What the exercise asks:
In the records, substitute "consent-text" for "agreement-text" in the lines from the line with "battery-icon [413,3,419,14]" to the line with "lock-icon [29,246,40,259]". Give only those lines, with everything else left unchanged.

Dataset content:
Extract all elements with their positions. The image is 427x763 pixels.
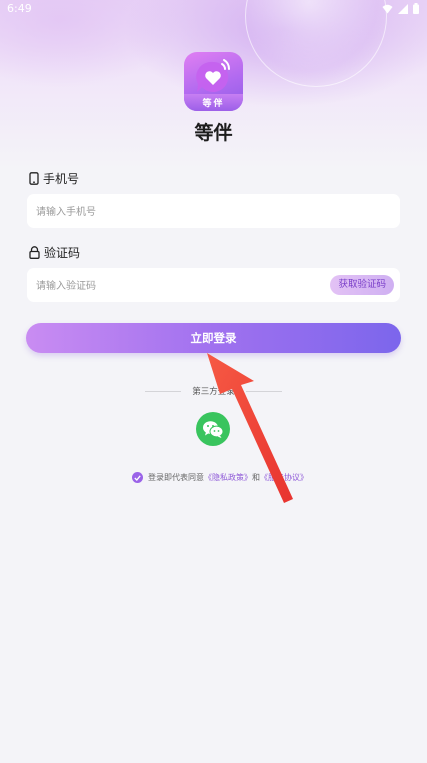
battery-icon [413,3,419,14]
status-bar: 6:49 [0,0,427,18]
phone-label-row: 手机号 [29,170,79,187]
status-icons [382,3,419,14]
get-code-button[interactable]: 获取验证码 [330,275,394,295]
agreement-text: 登录即代表同意 [148,473,204,482]
app-logo: 等伴 [184,52,243,111]
app-name: 等伴 [194,122,233,144]
lock-icon [29,246,40,259]
phone-field[interactable] [27,194,400,230]
divider-right [246,391,282,392]
phone-label: 手机号 [43,172,80,186]
code-input[interactable] [34,268,328,304]
phone-icon [29,172,39,185]
agreement-row: 登录即代表同意《隐私政策》和《服务协议》 [132,472,308,483]
code-field[interactable]: 获取验证码 [27,268,400,304]
privacy-policy-link[interactable]: 《隐私政策》 [204,473,252,482]
logo-text: 等伴 [202,99,225,109]
login-button[interactable]: 立即登录 [26,323,401,353]
wechat-icon [203,420,224,438]
wechat-login-button[interactable] [196,412,230,446]
third-party-label: 第三方登录 [192,387,235,397]
agreement-checkbox[interactable] [132,472,143,483]
status-time: 6:49 [7,2,32,15]
code-label-row: 验证码 [29,244,80,261]
agreement-and: 和 [252,473,260,482]
check-icon [134,474,141,481]
signal-icon [398,3,408,14]
phone-input[interactable] [34,194,328,230]
code-label: 验证码 [44,246,81,260]
service-agreement-link[interactable]: 《服务协议》 [260,473,308,482]
wifi-icon [382,4,393,13]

Task result:
battery-icon [413,3,419,14]
status-bar: 6:49 [0,0,427,18]
phone-label-row: 手机号 [29,170,79,187]
status-icons [382,3,419,14]
get-code-button[interactable]: 获取验证码 [330,275,394,295]
consent-text: 登录即代表同意 [148,473,204,482]
app-logo: 等伴 [184,52,243,111]
app-name: 等伴 [194,122,233,144]
lock-icon [29,246,40,259]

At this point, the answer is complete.